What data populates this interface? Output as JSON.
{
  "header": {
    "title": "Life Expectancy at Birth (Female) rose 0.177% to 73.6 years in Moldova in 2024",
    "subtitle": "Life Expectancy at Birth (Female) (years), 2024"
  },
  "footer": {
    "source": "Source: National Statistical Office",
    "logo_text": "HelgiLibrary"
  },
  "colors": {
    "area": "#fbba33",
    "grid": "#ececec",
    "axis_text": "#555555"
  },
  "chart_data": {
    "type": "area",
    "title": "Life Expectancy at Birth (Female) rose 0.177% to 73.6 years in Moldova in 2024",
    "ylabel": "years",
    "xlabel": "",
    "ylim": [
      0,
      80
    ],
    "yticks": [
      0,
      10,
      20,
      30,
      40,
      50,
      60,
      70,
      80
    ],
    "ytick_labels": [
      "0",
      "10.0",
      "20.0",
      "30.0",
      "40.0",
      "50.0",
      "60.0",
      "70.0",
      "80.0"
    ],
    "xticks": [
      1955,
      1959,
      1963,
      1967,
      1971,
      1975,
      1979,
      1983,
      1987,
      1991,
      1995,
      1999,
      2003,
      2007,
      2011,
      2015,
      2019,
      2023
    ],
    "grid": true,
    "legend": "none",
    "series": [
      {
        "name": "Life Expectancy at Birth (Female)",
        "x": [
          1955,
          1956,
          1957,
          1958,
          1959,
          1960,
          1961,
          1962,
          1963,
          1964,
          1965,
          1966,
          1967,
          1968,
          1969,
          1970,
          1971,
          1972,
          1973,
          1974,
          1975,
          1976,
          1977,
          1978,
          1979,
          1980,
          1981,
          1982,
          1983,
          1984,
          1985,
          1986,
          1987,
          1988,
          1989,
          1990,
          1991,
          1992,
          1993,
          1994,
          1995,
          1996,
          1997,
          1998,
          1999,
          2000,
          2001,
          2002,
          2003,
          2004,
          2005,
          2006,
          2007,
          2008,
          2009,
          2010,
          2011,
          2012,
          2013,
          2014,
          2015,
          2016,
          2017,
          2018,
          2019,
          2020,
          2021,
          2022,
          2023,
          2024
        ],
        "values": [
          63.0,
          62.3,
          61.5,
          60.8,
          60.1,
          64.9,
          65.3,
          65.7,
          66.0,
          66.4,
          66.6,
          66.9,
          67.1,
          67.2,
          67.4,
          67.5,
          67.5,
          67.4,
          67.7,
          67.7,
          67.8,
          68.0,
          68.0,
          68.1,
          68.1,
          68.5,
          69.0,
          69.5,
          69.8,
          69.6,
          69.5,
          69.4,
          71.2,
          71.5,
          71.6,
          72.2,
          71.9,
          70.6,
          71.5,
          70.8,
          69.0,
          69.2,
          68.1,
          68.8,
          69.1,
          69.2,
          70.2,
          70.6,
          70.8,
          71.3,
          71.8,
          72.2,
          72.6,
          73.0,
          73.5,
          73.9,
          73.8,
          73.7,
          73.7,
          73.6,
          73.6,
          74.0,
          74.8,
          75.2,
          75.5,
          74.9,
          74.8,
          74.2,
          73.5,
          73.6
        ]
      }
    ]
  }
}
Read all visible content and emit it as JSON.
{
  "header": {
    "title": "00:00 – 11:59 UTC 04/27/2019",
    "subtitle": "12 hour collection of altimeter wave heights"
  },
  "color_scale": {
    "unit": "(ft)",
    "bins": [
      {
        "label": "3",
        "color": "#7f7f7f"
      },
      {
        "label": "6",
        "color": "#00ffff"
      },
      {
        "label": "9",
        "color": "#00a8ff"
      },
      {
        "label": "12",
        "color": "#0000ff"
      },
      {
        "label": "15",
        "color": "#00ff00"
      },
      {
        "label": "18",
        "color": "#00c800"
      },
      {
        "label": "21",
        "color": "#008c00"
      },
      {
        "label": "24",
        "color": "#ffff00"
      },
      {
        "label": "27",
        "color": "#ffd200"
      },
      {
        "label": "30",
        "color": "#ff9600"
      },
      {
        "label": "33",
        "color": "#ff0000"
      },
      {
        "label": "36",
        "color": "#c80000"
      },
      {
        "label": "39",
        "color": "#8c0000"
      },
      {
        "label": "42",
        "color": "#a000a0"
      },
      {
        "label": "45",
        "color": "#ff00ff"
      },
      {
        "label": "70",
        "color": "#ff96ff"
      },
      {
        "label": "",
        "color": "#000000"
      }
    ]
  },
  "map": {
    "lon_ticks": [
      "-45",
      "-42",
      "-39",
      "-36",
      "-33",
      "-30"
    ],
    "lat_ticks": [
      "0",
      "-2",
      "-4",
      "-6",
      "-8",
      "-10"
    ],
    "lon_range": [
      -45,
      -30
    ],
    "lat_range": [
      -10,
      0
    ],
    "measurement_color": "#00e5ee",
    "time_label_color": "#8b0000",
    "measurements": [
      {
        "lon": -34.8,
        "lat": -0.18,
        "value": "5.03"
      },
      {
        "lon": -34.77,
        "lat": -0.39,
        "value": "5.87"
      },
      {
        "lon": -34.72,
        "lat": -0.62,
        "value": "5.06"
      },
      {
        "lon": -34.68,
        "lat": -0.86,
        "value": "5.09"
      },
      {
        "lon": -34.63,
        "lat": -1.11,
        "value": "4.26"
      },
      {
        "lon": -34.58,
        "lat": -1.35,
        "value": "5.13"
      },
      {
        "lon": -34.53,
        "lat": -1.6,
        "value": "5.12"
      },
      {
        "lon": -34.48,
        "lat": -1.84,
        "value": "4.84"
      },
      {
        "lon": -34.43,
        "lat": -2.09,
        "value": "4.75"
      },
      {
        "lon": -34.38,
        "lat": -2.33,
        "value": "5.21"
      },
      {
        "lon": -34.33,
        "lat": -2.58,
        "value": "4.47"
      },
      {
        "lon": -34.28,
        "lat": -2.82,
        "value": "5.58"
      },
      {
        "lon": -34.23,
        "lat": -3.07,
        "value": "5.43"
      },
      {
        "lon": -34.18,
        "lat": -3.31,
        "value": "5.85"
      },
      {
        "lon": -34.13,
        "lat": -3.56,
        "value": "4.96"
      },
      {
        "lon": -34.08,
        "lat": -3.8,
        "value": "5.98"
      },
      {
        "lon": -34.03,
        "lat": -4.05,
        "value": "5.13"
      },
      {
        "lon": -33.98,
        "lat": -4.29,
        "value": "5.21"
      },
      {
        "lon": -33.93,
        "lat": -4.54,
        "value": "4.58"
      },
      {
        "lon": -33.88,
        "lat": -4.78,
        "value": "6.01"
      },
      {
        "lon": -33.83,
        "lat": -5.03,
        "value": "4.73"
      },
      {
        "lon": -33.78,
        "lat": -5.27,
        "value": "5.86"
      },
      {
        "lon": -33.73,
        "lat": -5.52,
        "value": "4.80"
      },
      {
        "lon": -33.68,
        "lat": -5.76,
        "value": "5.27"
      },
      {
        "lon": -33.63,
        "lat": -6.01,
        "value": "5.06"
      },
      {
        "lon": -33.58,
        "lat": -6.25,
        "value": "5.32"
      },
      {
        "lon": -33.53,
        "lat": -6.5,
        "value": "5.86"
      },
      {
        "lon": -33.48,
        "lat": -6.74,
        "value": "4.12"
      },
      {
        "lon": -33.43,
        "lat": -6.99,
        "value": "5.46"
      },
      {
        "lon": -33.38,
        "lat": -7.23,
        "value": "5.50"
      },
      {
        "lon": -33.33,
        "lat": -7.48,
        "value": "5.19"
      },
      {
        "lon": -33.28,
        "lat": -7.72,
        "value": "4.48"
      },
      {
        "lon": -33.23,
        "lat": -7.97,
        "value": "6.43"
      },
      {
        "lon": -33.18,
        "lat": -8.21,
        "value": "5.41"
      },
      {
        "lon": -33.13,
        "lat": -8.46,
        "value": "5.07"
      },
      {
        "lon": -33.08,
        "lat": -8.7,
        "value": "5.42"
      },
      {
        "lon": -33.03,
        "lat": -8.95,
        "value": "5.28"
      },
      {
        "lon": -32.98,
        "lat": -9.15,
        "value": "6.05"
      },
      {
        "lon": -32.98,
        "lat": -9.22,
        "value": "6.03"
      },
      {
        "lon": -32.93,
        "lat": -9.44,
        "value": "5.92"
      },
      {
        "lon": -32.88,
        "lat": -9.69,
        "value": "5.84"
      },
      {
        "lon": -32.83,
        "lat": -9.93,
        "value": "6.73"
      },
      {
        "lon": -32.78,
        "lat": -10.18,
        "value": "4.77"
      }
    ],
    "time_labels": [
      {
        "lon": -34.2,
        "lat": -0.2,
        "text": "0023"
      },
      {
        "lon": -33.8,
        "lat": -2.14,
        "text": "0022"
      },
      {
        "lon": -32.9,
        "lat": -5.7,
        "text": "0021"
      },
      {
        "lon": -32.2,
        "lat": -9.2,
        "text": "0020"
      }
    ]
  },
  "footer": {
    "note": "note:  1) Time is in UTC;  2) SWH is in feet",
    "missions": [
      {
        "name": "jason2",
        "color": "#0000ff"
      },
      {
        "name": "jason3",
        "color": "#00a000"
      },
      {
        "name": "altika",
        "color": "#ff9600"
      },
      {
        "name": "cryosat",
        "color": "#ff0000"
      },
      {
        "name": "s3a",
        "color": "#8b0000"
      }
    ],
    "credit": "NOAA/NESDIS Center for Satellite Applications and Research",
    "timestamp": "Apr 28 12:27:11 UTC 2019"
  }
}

==================================================

_What the task requires_.
Count the lines above that contain the word "subtitle", and give only that number.

_The solution_.
2